Written instruction: Every record that follows must be duplicated exactly, with images left out.

Supplied entries:
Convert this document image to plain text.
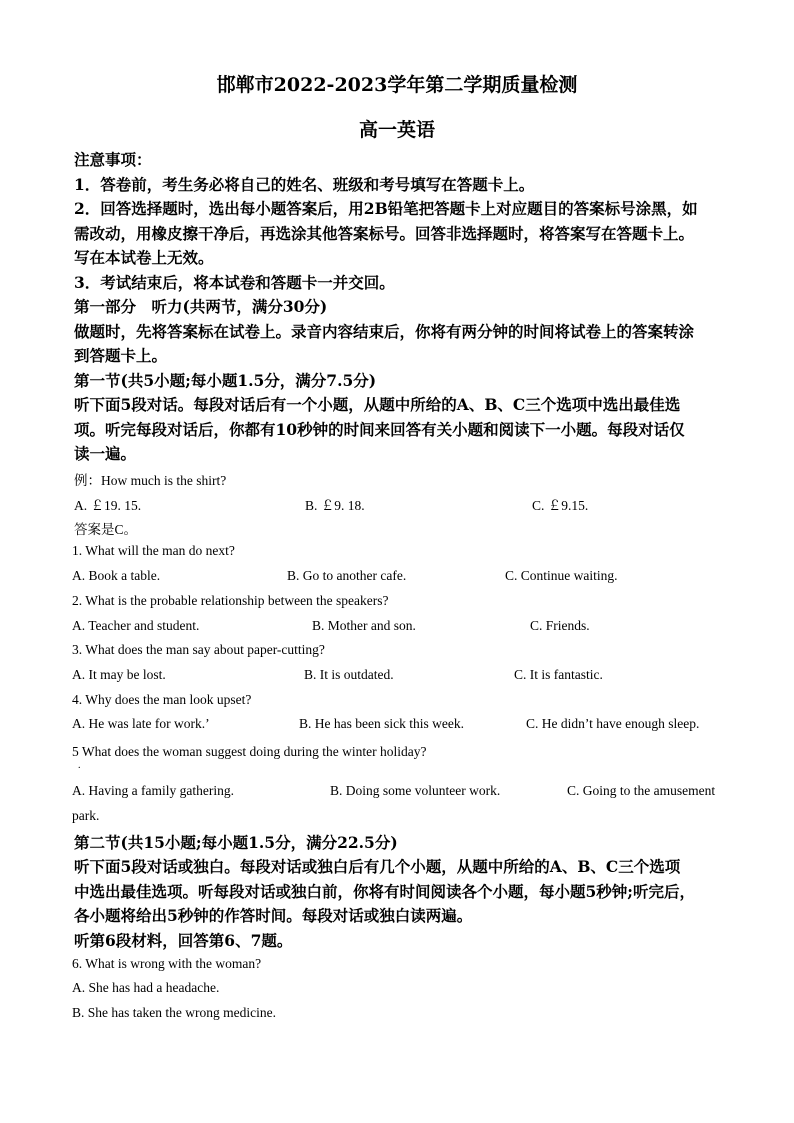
邯郸市2022-2023学年第二学期质量检测
高一英语
注意事项：
1．答卷前，考生务必将自己的姓名、班级和考号填写在答题卡上。
2．回答选择题时，选出每小题答案后，用2B铅笔把答题卡上对应题目的答案标号涂黑，如
需改动，用橡皮擦干净后，再选涂其他答案标号。回答非选择题时，将答案写在答题卡上。
写在本试卷上无效。
3．考试结束后，将本试卷和答题卡一并交回。
第一部分　听力(共两节，满分30分)
做题时，先将答案标在试卷上。录音内容结束后，你将有两分钟的时间将试卷上的答案转涂
到答题卡上。
第一节(共5小题;每小题1.5分，满分7.5分)
听下面5段对话。每段对话后有一个小题，从题中所给的A、B、C三个选项中选出最佳选
项。听完每段对话后，你都有10秒钟的时间来回答有关小题和阅读下一小题。每段对话仅
读一遍。
例：How much is the shirt?
A. ￡19. 15.	B. ￡9. 18.	C. ￡9.15.
答案是C。
1. What will the man do next?
A. Book a table.	B. Go to another cafe.	C. Continue waiting.
2. What is the probable relationship between the speakers?
A. Teacher and student.	B. Mother and son.	C. Friends.
3. What does the man say about paper-cutting?
A. It may be lost.	B. It is outdated.	C. It is fantastic.
4. Why does the man look upset?
A. He was late for work.’	B. He has been sick this week.	C. He didn’t have enough sleep.
5 What does the woman suggest doing during the winter holiday?
.
A. Having a family gathering.	B. Doing some volunteer work.	C. Going to the amusement
park.
第二节(共15小题;每小题1.5分，满分22.5分)
听下面5段对话或独白。每段对话或独白后有几个小题，从题中所给的A、B、C三个选项
中选出最佳选项。听每段对话或独白前，你将有时间阅读各个小题，每小题5秒钟;听完后，
各小题将给出5秒钟的作答时间。每段对话或独白读两遍。
听第6段材料，回答第6、7题。
6. What is wrong with the woman?
A. She has had a headache.
B. She has taken the wrong medicine.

Output for this task:
Convert this document image to plain text.
邯郸市2022-2023学年第二学期质量检测
高一英语
注意事项：
1．答卷前，考生务必将自己的姓名、班级和考号填写在答题卡上。
2．回答选择题时，选出每小题答案后，用2B铅笔把答题卡上对应题目的答案标号涂黑，如
需改动，用橡皮擦干净后，再选涂其他答案标号。回答非选择题时，将答案写在答题卡上。
写在本试卷上无效。
3．考试结束后，将本试卷和答题卡一并交回。
第一部分　听力(共两节，满分30分)
做题时，先将答案标在试卷上。录音内容结束后，你将有两分钟的时间将试卷上的答案转涂
到答题卡上。
第一节(共5小题;每小题1.5分，满分7.5分)
听下面5段对话。每段对话后有一个小题，从题中所给的A、B、C三个选项中选出最佳选
项。听完每段对话后，你都有10秒钟的时间来回答有关小题和阅读下一小题。每段对话仅
读一遍。
例：How much is the shirt?
A. ￡19. 15.	B. ￡9. 18.	C. ￡9.15.
答案是C。
1. What will the man do next?
A. Book a table.	B. Go to another cafe.	C. Continue waiting.
2. What is the probable relationship between the speakers?
A. Teacher and student.	B. Mother and son.	C. Friends.
3. What does the man say about paper-cutting?
A. It may be lost.	B. It is outdated.	C. It is fantastic.
4. Why does the man look upset?
A. He was late for work.’	B. He has been sick this week.	C. He didn’t have enough sleep.
5 What does the woman suggest doing during the winter holiday?
.
A. Having a family gathering.	B. Doing some volunteer work.	C. Going to the amusement
park.
第二节(共15小题;每小题1.5分，满分22.5分)
听下面5段对话或独白。每段对话或独白后有几个小题，从题中所给的A、B、C三个选项
中选出最佳选项。听每段对话或独白前，你将有时间阅读各个小题，每小题5秒钟;听完后，
各小题将给出5秒钟的作答时间。每段对话或独白读两遍。
听第6段材料，回答第6、7题。
6. What is wrong with the woman?
A. She has had a headache.
B. She has taken the wrong medicine.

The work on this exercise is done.